Items listed in a dataset
******************************

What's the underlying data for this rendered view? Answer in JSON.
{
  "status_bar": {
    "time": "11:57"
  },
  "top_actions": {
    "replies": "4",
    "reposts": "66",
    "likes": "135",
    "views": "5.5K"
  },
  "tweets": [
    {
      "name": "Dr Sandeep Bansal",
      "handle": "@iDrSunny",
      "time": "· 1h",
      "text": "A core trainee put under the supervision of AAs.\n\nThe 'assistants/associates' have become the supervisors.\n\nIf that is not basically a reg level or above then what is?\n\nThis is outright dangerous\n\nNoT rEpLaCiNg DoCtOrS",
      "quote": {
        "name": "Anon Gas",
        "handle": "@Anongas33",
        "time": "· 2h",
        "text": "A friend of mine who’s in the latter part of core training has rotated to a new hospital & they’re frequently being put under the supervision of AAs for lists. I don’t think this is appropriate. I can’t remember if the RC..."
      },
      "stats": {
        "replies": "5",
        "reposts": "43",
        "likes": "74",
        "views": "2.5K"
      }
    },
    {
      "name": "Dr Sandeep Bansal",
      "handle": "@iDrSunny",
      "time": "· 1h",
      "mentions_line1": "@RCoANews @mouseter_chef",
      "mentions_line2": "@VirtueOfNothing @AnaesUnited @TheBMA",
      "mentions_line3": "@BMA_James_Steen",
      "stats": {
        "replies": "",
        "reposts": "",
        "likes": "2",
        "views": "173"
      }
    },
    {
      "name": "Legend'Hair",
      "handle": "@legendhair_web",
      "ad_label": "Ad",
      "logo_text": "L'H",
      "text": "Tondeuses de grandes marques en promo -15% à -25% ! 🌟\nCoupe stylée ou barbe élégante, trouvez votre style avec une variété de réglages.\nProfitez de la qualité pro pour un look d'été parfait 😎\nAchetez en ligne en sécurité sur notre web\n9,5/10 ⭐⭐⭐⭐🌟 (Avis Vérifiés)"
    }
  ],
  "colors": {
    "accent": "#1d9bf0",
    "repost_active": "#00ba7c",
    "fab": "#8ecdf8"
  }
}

******************************

Give back the whole listing, word for word.

What's the underlying data for this rendered view? Answer in JSON.
{
  "status_bar": {
    "time": "11:57"
  },
  "top_actions": {
    "replies": "4",
    "reposts": "66",
    "likes": "135",
    "views": "5.5K"
  },
  "tweets": [
    {
      "name": "Dr Sandeep Bansal",
      "handle": "@iDrSunny",
      "time": "· 1h",
      "text": "A core trainee put under the supervision of AAs.\n\nThe 'assistants/associates' have become the supervisors.\n\nIf that is not basically a reg level or above then what is?\n\nThis is outright dangerous\n\nNoT rEpLaCiNg DoCtOrS",
      "quote": {
        "name": "Anon Gas",
        "handle": "@Anongas33",
        "time": "· 2h",
        "text": "A friend of mine who’s in the latter part of core training has rotated to a new hospital & they’re frequently being put under the supervision of AAs for lists. I don’t think this is appropriate. I can’t remember if the RC..."
      },
      "stats": {
        "replies": "5",
        "reposts": "43",
        "likes": "74",
        "views": "2.5K"
      }
    },
    {
      "name": "Dr Sandeep Bansal",
      "handle": "@iDrSunny",
      "time": "· 1h",
      "mentions_line1": "@RCoANews @mouseter_chef",
      "mentions_line2": "@VirtueOfNothing @AnaesUnited @TheBMA",
      "mentions_line3": "@BMA_James_Steen",
      "stats": {
        "replies": "",
        "reposts": "",
        "likes": "2",
        "views": "173"
      }
    },
    {
      "name": "Legend'Hair",
      "handle": "@legendhair_web",
      "ad_label": "Ad",
      "logo_text": "L'H",
      "text": "Tondeuses de grandes marques en promo -15% à -25% ! 🌟\nCoupe stylée ou barbe élégante, trouvez votre style avec une variété de réglages.\nProfitez de la qualité pro pour un look d'été parfait 😎\nAchetez en ligne en sécurité sur notre web\n9,5/10 ⭐⭐⭐⭐🌟 (Avis Vérifiés)"
    }
  ],
  "colors": {
    "accent": "#1d9bf0",
    "repost_active": "#00ba7c",
    "fab": "#8ecdf8"
  }
}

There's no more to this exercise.